• **Exercise data**
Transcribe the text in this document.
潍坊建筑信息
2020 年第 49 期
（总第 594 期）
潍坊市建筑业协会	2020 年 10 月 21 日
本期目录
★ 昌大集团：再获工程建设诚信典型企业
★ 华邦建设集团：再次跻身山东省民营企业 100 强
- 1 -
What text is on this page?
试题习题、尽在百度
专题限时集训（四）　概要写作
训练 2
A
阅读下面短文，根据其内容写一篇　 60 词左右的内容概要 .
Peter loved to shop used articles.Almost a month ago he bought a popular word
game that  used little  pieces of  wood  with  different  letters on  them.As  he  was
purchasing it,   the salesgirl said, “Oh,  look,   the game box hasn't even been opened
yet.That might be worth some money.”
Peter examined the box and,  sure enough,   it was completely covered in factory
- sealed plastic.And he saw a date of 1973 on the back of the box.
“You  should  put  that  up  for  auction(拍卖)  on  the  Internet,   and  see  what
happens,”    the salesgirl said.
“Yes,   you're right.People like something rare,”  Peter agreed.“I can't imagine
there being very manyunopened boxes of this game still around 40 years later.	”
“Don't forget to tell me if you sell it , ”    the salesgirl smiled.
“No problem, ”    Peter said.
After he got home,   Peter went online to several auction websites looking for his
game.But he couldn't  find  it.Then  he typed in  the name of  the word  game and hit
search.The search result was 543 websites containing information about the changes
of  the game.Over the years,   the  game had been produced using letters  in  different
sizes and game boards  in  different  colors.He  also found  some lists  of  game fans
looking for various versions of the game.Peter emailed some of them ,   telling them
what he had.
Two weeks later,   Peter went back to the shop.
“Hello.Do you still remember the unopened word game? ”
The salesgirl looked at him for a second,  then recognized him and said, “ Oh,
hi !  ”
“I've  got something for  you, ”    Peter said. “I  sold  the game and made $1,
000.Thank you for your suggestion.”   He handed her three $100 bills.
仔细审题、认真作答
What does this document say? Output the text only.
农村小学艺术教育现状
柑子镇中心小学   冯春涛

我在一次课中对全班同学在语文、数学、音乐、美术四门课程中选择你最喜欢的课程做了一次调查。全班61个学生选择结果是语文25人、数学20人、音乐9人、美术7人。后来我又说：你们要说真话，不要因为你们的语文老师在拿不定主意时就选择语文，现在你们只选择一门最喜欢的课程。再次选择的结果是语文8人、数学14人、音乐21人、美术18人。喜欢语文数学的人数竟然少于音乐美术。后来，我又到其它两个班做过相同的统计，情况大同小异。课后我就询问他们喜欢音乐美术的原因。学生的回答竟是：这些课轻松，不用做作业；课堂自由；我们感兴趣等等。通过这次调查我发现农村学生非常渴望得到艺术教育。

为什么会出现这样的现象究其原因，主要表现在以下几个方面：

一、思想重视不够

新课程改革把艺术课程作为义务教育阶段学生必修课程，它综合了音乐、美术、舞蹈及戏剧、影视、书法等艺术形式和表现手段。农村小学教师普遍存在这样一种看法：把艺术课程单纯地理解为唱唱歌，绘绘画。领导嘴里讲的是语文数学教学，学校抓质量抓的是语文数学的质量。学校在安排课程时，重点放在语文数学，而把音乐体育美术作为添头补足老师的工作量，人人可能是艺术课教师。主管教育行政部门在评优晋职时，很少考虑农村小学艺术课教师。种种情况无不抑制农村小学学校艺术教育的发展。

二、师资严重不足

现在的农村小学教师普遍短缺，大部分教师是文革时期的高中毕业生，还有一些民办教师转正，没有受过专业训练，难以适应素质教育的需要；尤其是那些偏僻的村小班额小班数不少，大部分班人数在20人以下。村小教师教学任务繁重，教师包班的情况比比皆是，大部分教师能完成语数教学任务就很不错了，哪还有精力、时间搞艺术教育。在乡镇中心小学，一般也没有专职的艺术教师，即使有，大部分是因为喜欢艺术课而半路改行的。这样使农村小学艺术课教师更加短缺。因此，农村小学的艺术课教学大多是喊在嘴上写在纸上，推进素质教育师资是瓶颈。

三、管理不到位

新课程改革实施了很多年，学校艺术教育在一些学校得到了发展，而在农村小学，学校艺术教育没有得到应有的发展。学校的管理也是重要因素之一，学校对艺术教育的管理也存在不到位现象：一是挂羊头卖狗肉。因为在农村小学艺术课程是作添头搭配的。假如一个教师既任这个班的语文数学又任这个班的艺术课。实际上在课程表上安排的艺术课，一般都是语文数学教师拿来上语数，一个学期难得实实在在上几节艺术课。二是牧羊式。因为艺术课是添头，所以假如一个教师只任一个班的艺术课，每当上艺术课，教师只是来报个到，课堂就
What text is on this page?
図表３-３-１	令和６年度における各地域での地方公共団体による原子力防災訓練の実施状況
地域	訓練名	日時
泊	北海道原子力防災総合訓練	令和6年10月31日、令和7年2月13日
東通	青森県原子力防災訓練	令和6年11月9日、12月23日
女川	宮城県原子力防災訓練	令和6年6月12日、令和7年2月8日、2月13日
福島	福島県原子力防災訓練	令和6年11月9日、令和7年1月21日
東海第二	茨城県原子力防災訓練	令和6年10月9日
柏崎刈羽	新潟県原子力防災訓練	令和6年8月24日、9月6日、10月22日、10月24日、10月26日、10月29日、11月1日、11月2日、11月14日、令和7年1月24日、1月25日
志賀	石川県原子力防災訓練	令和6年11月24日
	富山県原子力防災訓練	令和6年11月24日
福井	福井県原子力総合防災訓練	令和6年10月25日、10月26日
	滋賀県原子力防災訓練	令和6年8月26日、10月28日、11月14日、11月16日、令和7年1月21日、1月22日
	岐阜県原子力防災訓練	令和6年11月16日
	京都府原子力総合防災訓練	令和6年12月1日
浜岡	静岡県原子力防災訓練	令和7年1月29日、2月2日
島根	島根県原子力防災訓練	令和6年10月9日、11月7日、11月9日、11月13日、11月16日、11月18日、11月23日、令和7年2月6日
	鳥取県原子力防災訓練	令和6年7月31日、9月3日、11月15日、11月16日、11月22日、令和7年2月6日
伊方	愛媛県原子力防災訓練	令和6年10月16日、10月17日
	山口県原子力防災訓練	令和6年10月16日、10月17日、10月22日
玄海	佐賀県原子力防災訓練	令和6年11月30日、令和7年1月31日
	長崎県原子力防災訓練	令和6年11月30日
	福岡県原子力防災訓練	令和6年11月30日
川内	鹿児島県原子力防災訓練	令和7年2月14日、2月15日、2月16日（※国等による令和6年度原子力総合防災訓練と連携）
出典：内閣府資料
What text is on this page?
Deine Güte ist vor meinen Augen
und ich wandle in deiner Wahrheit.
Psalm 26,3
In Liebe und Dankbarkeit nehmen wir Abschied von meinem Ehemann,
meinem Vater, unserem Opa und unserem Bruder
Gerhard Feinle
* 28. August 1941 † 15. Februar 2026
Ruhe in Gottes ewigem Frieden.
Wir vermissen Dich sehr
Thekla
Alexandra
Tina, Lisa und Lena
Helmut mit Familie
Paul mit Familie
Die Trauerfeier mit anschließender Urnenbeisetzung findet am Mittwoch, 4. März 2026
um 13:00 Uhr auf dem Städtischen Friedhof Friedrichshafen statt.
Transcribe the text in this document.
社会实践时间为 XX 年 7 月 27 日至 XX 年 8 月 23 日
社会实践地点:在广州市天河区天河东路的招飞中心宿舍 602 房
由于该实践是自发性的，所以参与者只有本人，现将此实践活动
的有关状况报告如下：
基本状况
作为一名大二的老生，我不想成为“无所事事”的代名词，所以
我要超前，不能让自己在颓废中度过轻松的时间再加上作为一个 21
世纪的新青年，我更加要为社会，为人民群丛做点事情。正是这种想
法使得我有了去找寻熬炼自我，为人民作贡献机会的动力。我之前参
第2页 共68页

• **Given exercise**
Repeat the data in its entirety, character for character.

• **Response to the exercise**
Transcribe the text in this document.
潍坊建筑信息
2020 年第 49 期
（总第 594 期）
潍坊市建筑业协会	2020 年 10 月 21 日
本期目录
★ 昌大集团：再获工程建设诚信典型企业
★ 华邦建设集团：再次跻身山东省民营企业 100 强
- 1 -
What text is on this page?
试题习题、尽在百度
专题限时集训（四）　概要写作
训练 2
A
阅读下面短文，根据其内容写一篇　 60 词左右的内容概要 .
Peter loved to shop used articles.Almost a month ago he bought a popular word
game that  used little  pieces of  wood  with  different  letters on  them.As  he  was
purchasing it,   the salesgirl said, “Oh,  look,   the game box hasn't even been opened
yet.That might be worth some money.”
Peter examined the box and,  sure enough,   it was completely covered in factory
- sealed plastic.And he saw a date of 1973 on the back of the box.
“You  should  put  that  up  for  auction(拍卖)  on  the  Internet,   and  see  what
happens,”    the salesgirl said.
“Yes,   you're right.People like something rare,”  Peter agreed.“I can't imagine
there being very manyunopened boxes of this game still around 40 years later.	”
“Don't forget to tell me if you sell it , ”    the salesgirl smiled.
“No problem, ”    Peter said.
After he got home,   Peter went online to several auction websites looking for his
game.But he couldn't  find  it.Then  he typed in  the name of  the word  game and hit
search.The search result was 543 websites containing information about the changes
of  the game.Over the years,   the  game had been produced using letters  in  different
sizes and game boards  in  different  colors.He  also found  some lists  of  game fans
looking for various versions of the game.Peter emailed some of them ,   telling them
what he had.
Two weeks later,   Peter went back to the shop.
“Hello.Do you still remember the unopened word game? ”
The salesgirl looked at him for a second,  then recognized him and said, “ Oh,
hi !  ”
“I've  got something for  you, ”    Peter said. “I  sold  the game and made $1,
000.Thank you for your suggestion.”   He handed her three $100 bills.
仔细审题、认真作答
What does this document say? Output the text only.
农村小学艺术教育现状
柑子镇中心小学   冯春涛

我在一次课中对全班同学在语文、数学、音乐、美术四门课程中选择你最喜欢的课程做了一次调查。全班61个学生选择结果是语文25人、数学20人、音乐9人、美术7人。后来我又说：你们要说真话，不要因为你们的语文老师在拿不定主意时就选择语文，现在你们只选择一门最喜欢的课程。再次选择的结果是语文8人、数学14人、音乐21人、美术18人。喜欢语文数学的人数竟然少于音乐美术。后来，我又到其它两个班做过相同的统计，情况大同小异。课后我就询问他们喜欢音乐美术的原因。学生的回答竟是：这些课轻松，不用做作业；课堂自由；我们感兴趣等等。通过这次调查我发现农村学生非常渴望得到艺术教育。

为什么会出现这样的现象究其原因，主要表现在以下几个方面：

一、思想重视不够

新课程改革把艺术课程作为义务教育阶段学生必修课程，它综合了音乐、美术、舞蹈及戏剧、影视、书法等艺术形式和表现手段。农村小学教师普遍存在这样一种看法：把艺术课程单纯地理解为唱唱歌，绘绘画。领导嘴里讲的是语文数学教学，学校抓质量抓的是语文数学的质量。学校在安排课程时，重点放在语文数学，而把音乐体育美术作为添头补足老师的工作量，人人可能是艺术课教师。主管教育行政部门在评优晋职时，很少考虑农村小学艺术课教师。种种情况无不抑制农村小学学校艺术教育的发展。

二、师资严重不足

现在的农村小学教师普遍短缺，大部分教师是文革时期的高中毕业生，还有一些民办教师转正，没有受过专业训练，难以适应素质教育的需要；尤其是那些偏僻的村小班额小班数不少，大部分班人数在20人以下。村小教师教学任务繁重，教师包班的情况比比皆是，大部分教师能完成语数教学任务就很不错了，哪还有精力、时间搞艺术教育。在乡镇中心小学，一般也没有专职的艺术教师，即使有，大部分是因为喜欢艺术课而半路改行的。这样使农村小学艺术课教师更加短缺。因此，农村小学的艺术课教学大多是喊在嘴上写在纸上，推进素质教育师资是瓶颈。

三、管理不到位

新课程改革实施了很多年，学校艺术教育在一些学校得到了发展，而在农村小学，学校艺术教育没有得到应有的发展。学校的管理也是重要因素之一，学校对艺术教育的管理也存在不到位现象：一是挂羊头卖狗肉。因为在农村小学艺术课程是作添头搭配的。假如一个教师既任这个班的语文数学又任这个班的艺术课。实际上在课程表上安排的艺术课，一般都是语文数学教师拿来上语数，一个学期难得实实在在上几节艺术课。二是牧羊式。因为艺术课是添头，所以假如一个教师只任一个班的艺术课，每当上艺术课，教师只是来报个到，课堂就
What text is on this page?
図表３-３-１	令和６年度における各地域での地方公共団体による原子力防災訓練の実施状況
地域	訓練名	日時
泊	北海道原子力防災総合訓練	令和6年10月31日、令和7年2月13日
東通	青森県原子力防災訓練	令和6年11月9日、12月23日
女川	宮城県原子力防災訓練	令和6年6月12日、令和7年2月8日、2月13日
福島	福島県原子力防災訓練	令和6年11月9日、令和7年1月21日
東海第二	茨城県原子力防災訓練	令和6年10月9日
柏崎刈羽	新潟県原子力防災訓練	令和6年8月24日、9月6日、10月22日、10月24日、10月26日、10月29日、11月1日、11月2日、11月14日、令和7年1月24日、1月25日
志賀	石川県原子力防災訓練	令和6年11月24日
	富山県原子力防災訓練	令和6年11月24日
福井	福井県原子力総合防災訓練	令和6年10月25日、10月26日
	滋賀県原子力防災訓練	令和6年8月26日、10月28日、11月14日、11月16日、令和7年1月21日、1月22日
	岐阜県原子力防災訓練	令和6年11月16日
	京都府原子力総合防災訓練	令和6年12月1日
浜岡	静岡県原子力防災訓練	令和7年1月29日、2月2日
島根	島根県原子力防災訓練	令和6年10月9日、11月7日、11月9日、11月13日、11月16日、11月18日、11月23日、令和7年2月6日
	鳥取県原子力防災訓練	令和6年7月31日、9月3日、11月15日、11月16日、11月22日、令和7年2月6日
伊方	愛媛県原子力防災訓練	令和6年10月16日、10月17日
	山口県原子力防災訓練	令和6年10月16日、10月17日、10月22日
玄海	佐賀県原子力防災訓練	令和6年11月30日、令和7年1月31日
	長崎県原子力防災訓練	令和6年11月30日
	福岡県原子力防災訓練	令和6年11月30日
川内	鹿児島県原子力防災訓練	令和7年2月14日、2月15日、2月16日（※国等による令和6年度原子力総合防災訓練と連携）
出典：内閣府資料
What text is on this page?
Deine Güte ist vor meinen Augen
und ich wandle in deiner Wahrheit.
Psalm 26,3
In Liebe und Dankbarkeit nehmen wir Abschied von meinem Ehemann,
meinem Vater, unserem Opa und unserem Bruder
Gerhard Feinle
* 28. August 1941 † 15. Februar 2026
Ruhe in Gottes ewigem Frieden.
Wir vermissen Dich sehr
Thekla
Alexandra
Tina, Lisa und Lena
Helmut mit Familie
Paul mit Familie
Die Trauerfeier mit anschließender Urnenbeisetzung findet am Mittwoch, 4. März 2026
um 13:00 Uhr auf dem Städtischen Friedhof Friedrichshafen statt.
Transcribe the text in this document.
社会实践时间为 XX 年 7 月 27 日至 XX 年 8 月 23 日
社会实践地点:在广州市天河区天河东路的招飞中心宿舍 602 房
由于该实践是自发性的，所以参与者只有本人，现将此实践活动
的有关状况报告如下：
基本状况
作为一名大二的老生，我不想成为“无所事事”的代名词，所以
我要超前，不能让自己在颓废中度过轻松的时间再加上作为一个 21
世纪的新青年，我更加要为社会，为人民群丛做点事情。正是这种想
法使得我有了去找寻熬炼自我，为人民作贡献机会的动力。我之前参
第2页 共68页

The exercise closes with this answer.